--- BEGIN Data shown ---
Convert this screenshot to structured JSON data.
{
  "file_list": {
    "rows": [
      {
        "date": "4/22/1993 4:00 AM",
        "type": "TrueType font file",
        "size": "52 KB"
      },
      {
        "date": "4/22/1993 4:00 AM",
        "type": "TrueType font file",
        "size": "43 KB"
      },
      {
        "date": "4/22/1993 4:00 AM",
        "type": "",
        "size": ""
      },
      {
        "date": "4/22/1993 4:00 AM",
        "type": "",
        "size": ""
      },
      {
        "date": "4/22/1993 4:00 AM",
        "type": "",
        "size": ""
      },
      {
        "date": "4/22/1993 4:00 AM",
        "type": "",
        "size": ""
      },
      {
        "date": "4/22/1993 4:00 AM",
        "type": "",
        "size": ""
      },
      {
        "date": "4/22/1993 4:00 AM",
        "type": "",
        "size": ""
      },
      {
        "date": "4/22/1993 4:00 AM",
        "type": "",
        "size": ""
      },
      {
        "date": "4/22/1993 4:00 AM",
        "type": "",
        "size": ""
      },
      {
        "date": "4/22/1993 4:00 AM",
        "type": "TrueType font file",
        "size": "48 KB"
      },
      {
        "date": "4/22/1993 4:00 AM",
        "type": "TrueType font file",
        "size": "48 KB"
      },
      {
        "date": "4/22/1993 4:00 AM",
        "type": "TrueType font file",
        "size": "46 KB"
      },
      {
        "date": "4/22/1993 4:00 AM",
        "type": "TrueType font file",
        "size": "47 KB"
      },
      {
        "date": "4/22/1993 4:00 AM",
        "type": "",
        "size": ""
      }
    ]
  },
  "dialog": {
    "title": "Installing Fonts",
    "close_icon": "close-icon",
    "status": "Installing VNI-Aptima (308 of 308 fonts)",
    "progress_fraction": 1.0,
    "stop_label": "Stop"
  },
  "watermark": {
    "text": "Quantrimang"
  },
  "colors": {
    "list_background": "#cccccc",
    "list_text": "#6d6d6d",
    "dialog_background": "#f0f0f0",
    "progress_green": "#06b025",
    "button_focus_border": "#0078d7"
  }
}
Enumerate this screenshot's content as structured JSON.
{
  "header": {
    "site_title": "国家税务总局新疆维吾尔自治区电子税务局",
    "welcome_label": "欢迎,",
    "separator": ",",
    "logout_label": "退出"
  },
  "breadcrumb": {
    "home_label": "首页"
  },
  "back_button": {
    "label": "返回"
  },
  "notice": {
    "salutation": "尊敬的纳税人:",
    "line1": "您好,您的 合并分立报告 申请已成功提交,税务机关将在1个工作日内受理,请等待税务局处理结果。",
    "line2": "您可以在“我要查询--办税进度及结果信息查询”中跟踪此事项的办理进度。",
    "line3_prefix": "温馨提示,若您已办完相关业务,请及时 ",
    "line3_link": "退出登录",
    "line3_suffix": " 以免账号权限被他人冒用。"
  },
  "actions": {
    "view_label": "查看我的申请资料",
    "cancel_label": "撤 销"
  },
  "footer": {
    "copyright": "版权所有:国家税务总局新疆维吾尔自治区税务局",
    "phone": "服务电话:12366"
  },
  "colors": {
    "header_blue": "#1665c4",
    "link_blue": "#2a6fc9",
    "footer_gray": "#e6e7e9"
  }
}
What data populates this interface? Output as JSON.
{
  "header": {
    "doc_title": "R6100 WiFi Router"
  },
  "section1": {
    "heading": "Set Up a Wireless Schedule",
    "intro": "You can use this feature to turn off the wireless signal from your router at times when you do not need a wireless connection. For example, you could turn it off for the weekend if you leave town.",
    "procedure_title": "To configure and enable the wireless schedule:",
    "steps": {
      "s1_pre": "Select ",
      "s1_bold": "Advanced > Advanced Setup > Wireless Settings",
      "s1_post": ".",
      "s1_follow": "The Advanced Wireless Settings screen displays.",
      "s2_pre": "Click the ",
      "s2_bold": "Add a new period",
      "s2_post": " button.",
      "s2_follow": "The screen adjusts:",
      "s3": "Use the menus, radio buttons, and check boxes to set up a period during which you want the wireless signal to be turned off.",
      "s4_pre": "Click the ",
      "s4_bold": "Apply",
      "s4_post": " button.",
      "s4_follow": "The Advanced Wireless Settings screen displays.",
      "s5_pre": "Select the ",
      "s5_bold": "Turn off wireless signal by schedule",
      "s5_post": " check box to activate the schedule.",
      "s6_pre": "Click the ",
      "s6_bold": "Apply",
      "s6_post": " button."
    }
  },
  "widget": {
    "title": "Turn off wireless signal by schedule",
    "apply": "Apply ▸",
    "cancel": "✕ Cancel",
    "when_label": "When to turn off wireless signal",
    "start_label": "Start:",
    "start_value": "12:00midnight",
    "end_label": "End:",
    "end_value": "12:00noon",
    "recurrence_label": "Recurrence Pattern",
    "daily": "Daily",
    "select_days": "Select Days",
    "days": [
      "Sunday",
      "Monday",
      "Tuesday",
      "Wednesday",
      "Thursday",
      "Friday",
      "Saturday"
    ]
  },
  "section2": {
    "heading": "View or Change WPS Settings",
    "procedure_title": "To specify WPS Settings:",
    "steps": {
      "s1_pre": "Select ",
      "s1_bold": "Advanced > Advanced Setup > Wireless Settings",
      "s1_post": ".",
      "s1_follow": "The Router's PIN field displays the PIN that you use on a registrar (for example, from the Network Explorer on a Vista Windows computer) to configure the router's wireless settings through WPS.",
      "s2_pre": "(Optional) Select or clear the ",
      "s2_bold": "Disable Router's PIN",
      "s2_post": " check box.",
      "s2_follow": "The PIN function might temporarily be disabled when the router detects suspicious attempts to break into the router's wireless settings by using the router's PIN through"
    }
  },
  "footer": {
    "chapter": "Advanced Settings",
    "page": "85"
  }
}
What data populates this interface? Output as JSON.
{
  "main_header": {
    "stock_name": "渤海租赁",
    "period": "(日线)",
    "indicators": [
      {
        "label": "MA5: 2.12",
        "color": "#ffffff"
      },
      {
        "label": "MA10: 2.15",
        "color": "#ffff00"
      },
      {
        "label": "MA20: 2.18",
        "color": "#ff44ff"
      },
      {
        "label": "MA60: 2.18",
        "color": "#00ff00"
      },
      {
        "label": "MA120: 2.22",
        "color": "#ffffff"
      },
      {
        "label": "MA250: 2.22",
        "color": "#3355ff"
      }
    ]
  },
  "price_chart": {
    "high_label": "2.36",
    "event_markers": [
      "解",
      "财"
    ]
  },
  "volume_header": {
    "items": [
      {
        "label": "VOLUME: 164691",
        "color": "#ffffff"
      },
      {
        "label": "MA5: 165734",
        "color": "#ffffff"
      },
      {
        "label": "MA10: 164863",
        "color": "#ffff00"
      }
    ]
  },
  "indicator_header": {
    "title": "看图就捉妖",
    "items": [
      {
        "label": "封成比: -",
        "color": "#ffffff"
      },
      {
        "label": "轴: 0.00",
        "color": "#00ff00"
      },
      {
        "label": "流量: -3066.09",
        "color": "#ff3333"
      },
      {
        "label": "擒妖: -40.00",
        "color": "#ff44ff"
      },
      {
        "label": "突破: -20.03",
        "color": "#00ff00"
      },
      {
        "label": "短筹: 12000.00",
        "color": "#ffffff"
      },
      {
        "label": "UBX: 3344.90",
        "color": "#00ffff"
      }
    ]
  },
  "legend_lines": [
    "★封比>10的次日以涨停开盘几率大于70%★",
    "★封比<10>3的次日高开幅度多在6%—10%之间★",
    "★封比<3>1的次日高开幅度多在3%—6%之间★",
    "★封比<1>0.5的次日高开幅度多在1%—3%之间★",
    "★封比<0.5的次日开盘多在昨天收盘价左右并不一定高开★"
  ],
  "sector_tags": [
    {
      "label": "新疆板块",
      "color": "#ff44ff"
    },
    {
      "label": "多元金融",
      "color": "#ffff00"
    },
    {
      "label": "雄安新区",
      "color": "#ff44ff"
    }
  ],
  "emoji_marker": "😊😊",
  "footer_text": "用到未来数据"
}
--- END Data shown ---
• [Required work]:
Select and copy each line from the data that includes the word "heading".

• [Result for this task]:
    "heading": "Set Up a Wireless Schedule",
    "heading": "View or Change WPS Settings",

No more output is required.